[Records from a dataset]
________________________

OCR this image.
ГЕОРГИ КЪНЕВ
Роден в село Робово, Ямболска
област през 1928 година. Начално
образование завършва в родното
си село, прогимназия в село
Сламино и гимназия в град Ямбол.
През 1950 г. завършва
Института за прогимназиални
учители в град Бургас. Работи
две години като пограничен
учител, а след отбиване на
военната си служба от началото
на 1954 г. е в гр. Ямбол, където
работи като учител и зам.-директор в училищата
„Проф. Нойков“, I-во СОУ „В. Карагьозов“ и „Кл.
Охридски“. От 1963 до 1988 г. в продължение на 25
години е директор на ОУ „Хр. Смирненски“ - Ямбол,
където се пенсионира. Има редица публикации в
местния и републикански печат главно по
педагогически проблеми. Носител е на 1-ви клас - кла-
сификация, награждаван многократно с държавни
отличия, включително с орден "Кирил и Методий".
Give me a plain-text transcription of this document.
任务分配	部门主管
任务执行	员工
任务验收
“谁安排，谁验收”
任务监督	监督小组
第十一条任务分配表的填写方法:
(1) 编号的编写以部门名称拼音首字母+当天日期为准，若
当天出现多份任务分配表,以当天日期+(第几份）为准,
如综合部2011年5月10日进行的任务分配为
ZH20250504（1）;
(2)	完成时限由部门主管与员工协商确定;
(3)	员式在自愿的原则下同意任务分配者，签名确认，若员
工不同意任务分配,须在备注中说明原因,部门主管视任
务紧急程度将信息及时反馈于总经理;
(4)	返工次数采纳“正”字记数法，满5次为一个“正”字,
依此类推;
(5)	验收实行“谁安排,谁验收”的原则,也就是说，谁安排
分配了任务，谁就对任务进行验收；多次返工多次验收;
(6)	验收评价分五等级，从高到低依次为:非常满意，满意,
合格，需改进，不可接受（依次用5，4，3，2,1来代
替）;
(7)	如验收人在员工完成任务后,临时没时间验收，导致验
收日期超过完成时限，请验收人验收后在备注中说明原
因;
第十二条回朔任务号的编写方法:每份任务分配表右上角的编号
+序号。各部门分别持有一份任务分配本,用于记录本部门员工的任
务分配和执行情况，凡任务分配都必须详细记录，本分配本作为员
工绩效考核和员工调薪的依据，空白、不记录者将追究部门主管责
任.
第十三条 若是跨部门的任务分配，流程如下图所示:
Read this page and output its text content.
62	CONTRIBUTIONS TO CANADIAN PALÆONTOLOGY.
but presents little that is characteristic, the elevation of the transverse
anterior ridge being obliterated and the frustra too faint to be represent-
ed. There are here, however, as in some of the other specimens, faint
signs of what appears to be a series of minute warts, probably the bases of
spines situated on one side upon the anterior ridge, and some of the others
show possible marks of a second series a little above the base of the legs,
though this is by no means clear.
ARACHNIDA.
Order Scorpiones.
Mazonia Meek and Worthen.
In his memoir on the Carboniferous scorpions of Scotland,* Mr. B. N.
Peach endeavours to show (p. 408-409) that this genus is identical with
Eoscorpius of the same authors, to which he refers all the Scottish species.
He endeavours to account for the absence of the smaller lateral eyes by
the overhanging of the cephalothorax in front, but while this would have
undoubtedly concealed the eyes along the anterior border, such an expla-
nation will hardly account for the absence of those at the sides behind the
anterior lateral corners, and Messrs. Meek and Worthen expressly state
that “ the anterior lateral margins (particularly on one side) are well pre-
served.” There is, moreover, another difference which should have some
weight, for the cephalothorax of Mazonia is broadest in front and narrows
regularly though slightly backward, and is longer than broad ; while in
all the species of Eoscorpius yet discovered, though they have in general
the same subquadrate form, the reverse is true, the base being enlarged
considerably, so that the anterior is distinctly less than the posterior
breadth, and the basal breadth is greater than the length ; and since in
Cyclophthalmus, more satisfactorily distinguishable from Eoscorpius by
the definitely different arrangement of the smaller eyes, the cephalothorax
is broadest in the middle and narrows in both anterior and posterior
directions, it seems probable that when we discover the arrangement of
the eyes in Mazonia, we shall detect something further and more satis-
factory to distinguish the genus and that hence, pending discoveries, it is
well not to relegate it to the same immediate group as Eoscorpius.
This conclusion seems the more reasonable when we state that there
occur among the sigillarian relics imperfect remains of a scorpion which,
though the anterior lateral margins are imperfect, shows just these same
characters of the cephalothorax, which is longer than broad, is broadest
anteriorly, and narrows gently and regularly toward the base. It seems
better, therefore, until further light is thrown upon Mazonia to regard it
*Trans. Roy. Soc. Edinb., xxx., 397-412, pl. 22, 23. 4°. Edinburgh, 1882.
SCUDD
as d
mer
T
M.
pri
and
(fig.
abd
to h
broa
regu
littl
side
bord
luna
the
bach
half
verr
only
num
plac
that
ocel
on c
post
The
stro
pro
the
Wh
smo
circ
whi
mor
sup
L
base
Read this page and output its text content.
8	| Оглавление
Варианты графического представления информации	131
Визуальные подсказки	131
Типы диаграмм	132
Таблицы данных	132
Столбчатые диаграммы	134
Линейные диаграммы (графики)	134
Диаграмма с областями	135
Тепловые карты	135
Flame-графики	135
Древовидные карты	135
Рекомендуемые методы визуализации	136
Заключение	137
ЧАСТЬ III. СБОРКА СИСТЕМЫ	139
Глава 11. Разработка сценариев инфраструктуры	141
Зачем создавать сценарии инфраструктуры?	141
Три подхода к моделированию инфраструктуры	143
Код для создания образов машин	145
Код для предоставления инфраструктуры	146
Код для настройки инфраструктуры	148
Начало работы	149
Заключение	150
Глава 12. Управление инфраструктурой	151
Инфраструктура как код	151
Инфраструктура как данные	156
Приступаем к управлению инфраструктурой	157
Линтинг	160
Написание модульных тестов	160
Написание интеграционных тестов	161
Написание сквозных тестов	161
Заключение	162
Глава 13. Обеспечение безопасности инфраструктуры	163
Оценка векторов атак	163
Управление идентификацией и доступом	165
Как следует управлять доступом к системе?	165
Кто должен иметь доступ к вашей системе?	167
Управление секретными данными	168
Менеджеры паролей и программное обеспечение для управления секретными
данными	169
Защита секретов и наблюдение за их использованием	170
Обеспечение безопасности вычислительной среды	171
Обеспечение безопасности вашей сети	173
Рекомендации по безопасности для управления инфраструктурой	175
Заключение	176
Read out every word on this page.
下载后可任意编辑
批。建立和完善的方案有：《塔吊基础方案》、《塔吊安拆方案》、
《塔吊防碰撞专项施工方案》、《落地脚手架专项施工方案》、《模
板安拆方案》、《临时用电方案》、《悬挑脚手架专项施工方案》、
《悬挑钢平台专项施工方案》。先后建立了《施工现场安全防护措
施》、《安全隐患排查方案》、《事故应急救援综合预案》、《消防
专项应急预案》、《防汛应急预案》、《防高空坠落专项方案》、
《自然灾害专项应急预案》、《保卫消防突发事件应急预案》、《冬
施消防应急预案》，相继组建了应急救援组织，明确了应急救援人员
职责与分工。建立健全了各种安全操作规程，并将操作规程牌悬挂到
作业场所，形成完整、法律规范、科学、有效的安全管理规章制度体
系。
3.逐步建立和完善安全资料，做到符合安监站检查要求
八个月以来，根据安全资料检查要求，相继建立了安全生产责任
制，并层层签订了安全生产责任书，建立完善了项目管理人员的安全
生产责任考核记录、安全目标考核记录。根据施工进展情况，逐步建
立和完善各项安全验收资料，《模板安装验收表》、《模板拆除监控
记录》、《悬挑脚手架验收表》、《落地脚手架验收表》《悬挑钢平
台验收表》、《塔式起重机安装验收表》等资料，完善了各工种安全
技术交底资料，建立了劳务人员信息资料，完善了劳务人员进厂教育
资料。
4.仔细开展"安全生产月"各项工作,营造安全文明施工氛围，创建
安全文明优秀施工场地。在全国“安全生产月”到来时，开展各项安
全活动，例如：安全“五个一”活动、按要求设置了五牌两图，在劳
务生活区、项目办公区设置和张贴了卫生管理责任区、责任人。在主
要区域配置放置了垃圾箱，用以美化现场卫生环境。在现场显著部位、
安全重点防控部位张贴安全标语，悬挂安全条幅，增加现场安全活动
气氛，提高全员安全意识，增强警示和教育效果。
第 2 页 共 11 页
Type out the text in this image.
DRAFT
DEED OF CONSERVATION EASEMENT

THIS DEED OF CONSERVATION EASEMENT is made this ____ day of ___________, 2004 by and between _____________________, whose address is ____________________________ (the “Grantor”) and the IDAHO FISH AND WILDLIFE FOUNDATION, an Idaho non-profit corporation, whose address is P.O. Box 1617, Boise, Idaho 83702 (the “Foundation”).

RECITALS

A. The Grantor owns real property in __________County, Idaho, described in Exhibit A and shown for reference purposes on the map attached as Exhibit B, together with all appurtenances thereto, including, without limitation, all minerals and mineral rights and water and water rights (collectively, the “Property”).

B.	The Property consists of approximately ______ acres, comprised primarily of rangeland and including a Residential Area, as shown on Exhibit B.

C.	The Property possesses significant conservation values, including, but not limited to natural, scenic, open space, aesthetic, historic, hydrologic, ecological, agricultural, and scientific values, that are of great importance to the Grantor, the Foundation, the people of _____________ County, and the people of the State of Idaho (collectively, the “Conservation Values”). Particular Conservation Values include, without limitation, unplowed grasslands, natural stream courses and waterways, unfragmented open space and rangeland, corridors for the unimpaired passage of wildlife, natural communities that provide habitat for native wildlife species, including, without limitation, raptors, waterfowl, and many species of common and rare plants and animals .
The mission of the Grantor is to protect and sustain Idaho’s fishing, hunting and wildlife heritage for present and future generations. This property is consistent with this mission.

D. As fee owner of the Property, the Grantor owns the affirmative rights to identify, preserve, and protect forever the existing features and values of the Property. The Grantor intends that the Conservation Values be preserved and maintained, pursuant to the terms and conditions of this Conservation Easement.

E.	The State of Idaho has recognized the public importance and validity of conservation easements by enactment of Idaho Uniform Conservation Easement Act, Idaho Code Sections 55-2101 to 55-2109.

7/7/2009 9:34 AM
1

________________________

Goal
In how many lines of the data does the string "Написание" appear? Give only the number.

The output
3